Given task
Restate the listing below word for word, omitting any images.

start

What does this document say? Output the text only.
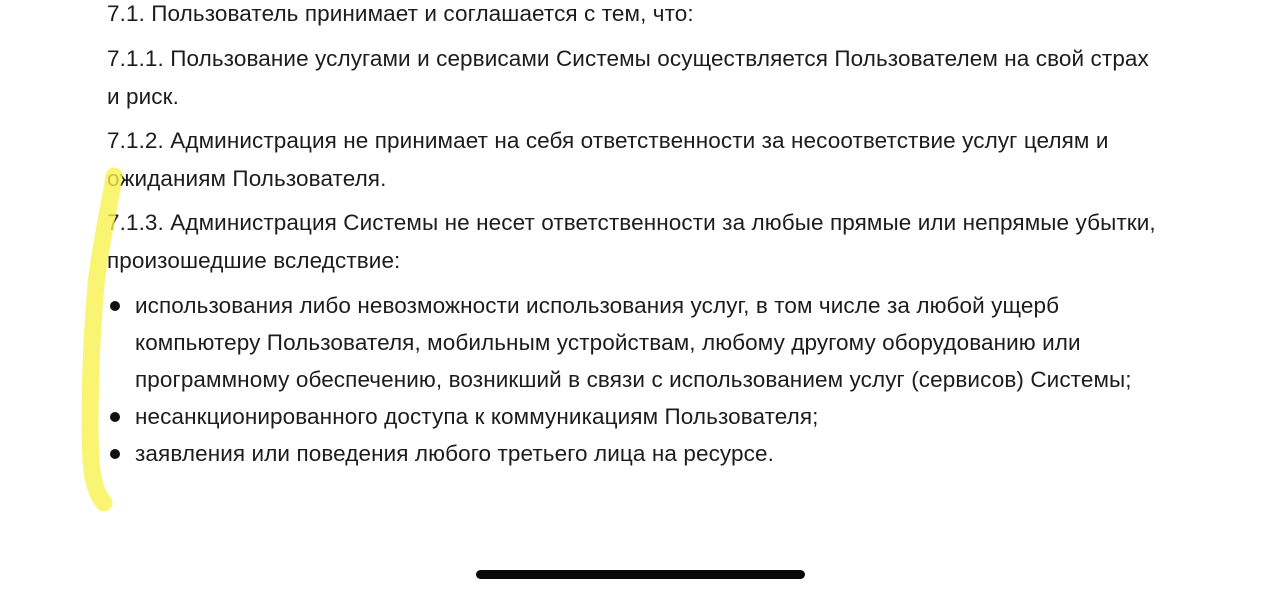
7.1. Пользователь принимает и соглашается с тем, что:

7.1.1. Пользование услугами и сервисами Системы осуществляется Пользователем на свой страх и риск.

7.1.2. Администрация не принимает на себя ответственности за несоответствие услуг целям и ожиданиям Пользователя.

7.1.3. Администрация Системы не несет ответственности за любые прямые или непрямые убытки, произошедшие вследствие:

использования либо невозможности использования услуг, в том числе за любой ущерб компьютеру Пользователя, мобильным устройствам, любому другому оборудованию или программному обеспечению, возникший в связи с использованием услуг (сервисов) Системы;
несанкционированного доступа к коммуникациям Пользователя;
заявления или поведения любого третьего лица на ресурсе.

end

Response for this exercise
What does this document say? Output the text only.
7.1. Пользователь принимает и соглашается с тем, что:

7.1.1. Пользование услугами и сервисами Системы осуществляется Пользователем на свой страх и риск.

7.1.2. Администрация не принимает на себя ответственности за несоответствие услуг целям и ожиданиям Пользователя.

7.1.3. Администрация Системы не несет ответственности за любые прямые или непрямые убытки, произошедшие вследствие:

использования либо невозможности использования услуг, в том числе за любой ущерб компьютеру Пользователя, мобильным устройствам, любому другому оборудованию или программному обеспечению, возникший в связи с использованием услуг (сервисов) Системы;
несанкционированного доступа к коммуникациям Пользователя;
заявления или поведения любого третьего лица на ресурсе.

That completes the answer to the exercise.